Data records:
** begin **

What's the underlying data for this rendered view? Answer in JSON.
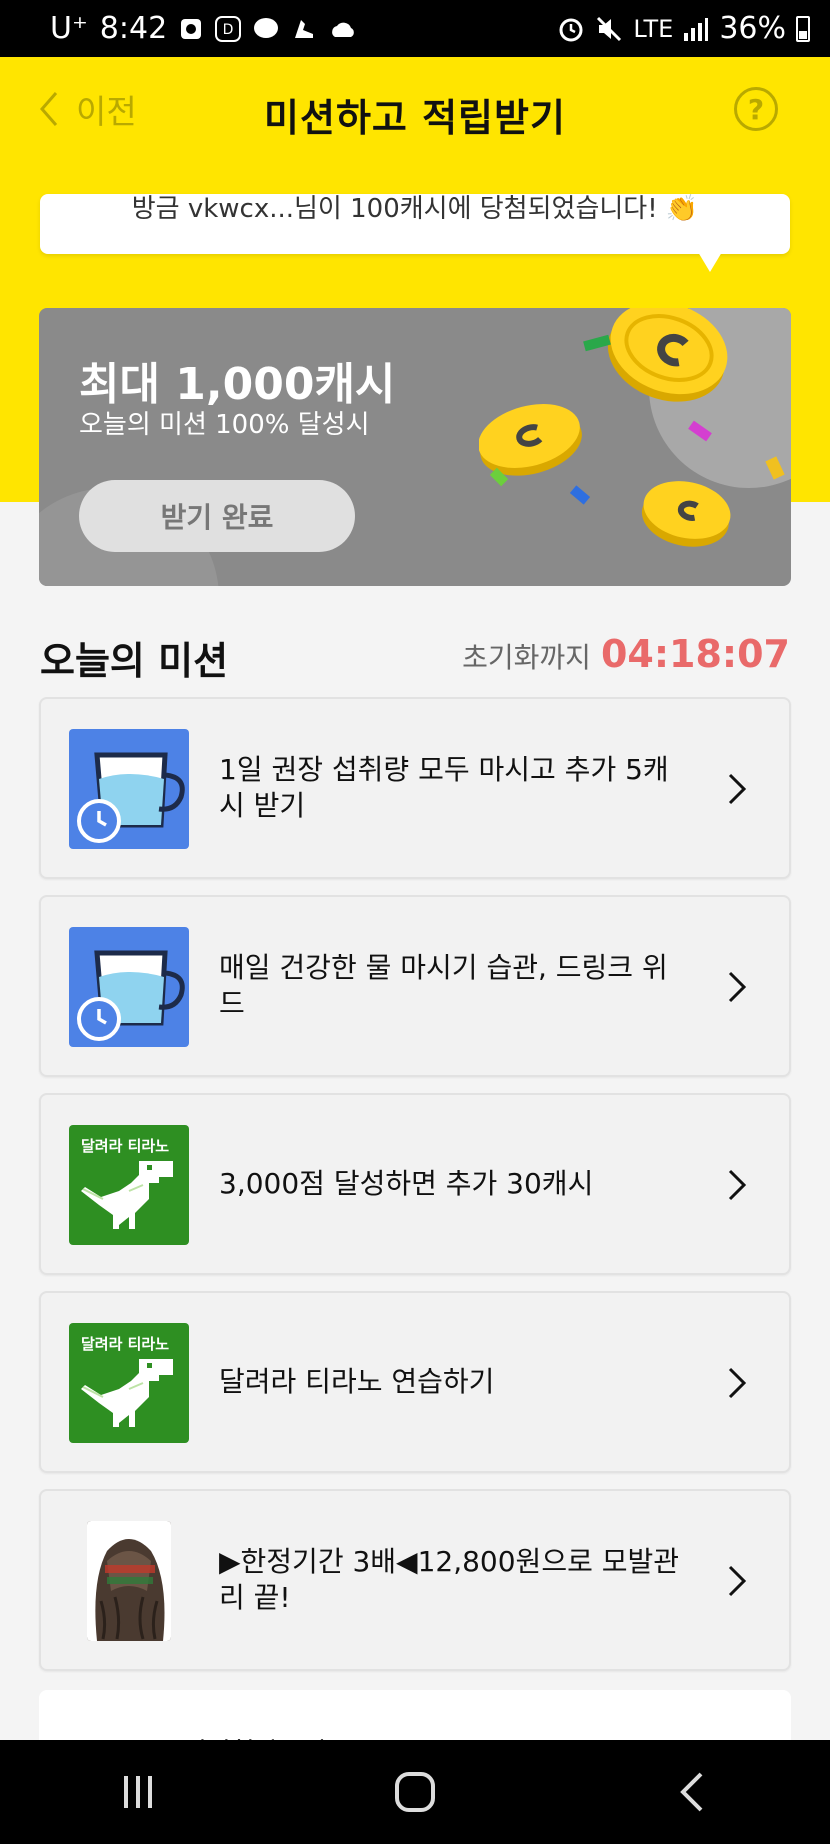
{
  "status_bar": {
    "carrier": "U⁺",
    "time": "8:42",
    "network": "LTE",
    "battery": "36%"
  },
  "header": {
    "back_label": "이전",
    "title": "미션하고 적립받기",
    "help_label": "?"
  },
  "ticker": {
    "text": "방금 vkwcx...님이 100캐시에 당첨되었습니다! 👏"
  },
  "reward_card": {
    "title": "최대 1,000캐시",
    "subtitle": "오늘의 미션 100% 달성시",
    "button_label": "받기 완료"
  },
  "missions_section": {
    "title": "오늘의 미션",
    "reset_label": "초기화까지",
    "reset_time": "04:18:07"
  },
  "missions": [
    {
      "text": "1일 권장 섭취량 모두 마시고 추가 5캐시 받기",
      "icon": "water-cup-alarm-icon"
    },
    {
      "text": "매일 건강한 물 마시기 습관, 드링크 위드",
      "icon": "water-cup-alarm-icon"
    },
    {
      "text": "3,000점 달성하면 추가 30캐시",
      "icon": "dino-game-icon",
      "icon_label": "달려라 티라노"
    },
    {
      "text": "달려라 티라노 연습하기",
      "icon": "dino-game-icon",
      "icon_label": "달려라 티라노"
    },
    {
      "text": "▶한정기간 3배◀12,800원으로 모발관리 끝!",
      "icon": "hair-ad-thumbnail"
    }
  ],
  "partial_item": {
    "text": "도서신청자들님"
  },
  "colors": {
    "brand_yellow": "#ffe500",
    "timer_red": "#e96a6a",
    "card_gray": "#8a8a8a"
  }
}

** end **

Aim of the task: Quote the records in full and exactly; skip any image.

Final answer:
What's the underlying data for this rendered view? Answer in JSON.
{
  "status_bar": {
    "carrier": "U⁺",
    "time": "8:42",
    "network": "LTE",
    "battery": "36%"
  },
  "header": {
    "back_label": "이전",
    "title": "미션하고 적립받기",
    "help_label": "?"
  },
  "ticker": {
    "text": "방금 vkwcx...님이 100캐시에 당첨되었습니다! 👏"
  },
  "reward_card": {
    "title": "최대 1,000캐시",
    "subtitle": "오늘의 미션 100% 달성시",
    "button_label": "받기 완료"
  },
  "missions_section": {
    "title": "오늘의 미션",
    "reset_label": "초기화까지",
    "reset_time": "04:18:07"
  },
  "missions": [
    {
      "text": "1일 권장 섭취량 모두 마시고 추가 5캐시 받기",
      "icon": "water-cup-alarm-icon"
    },
    {
      "text": "매일 건강한 물 마시기 습관, 드링크 위드",
      "icon": "water-cup-alarm-icon"
    },
    {
      "text": "3,000점 달성하면 추가 30캐시",
      "icon": "dino-game-icon",
      "icon_label": "달려라 티라노"
    },
    {
      "text": "달려라 티라노 연습하기",
      "icon": "dino-game-icon",
      "icon_label": "달려라 티라노"
    },
    {
      "text": "▶한정기간 3배◀12,800원으로 모발관리 끝!",
      "icon": "hair-ad-thumbnail"
    }
  ],
  "partial_item": {
    "text": "도서신청자들님"
  },
  "colors": {
    "brand_yellow": "#ffe500",
    "timer_red": "#e96a6a",
    "card_gray": "#8a8a8a"
  }
}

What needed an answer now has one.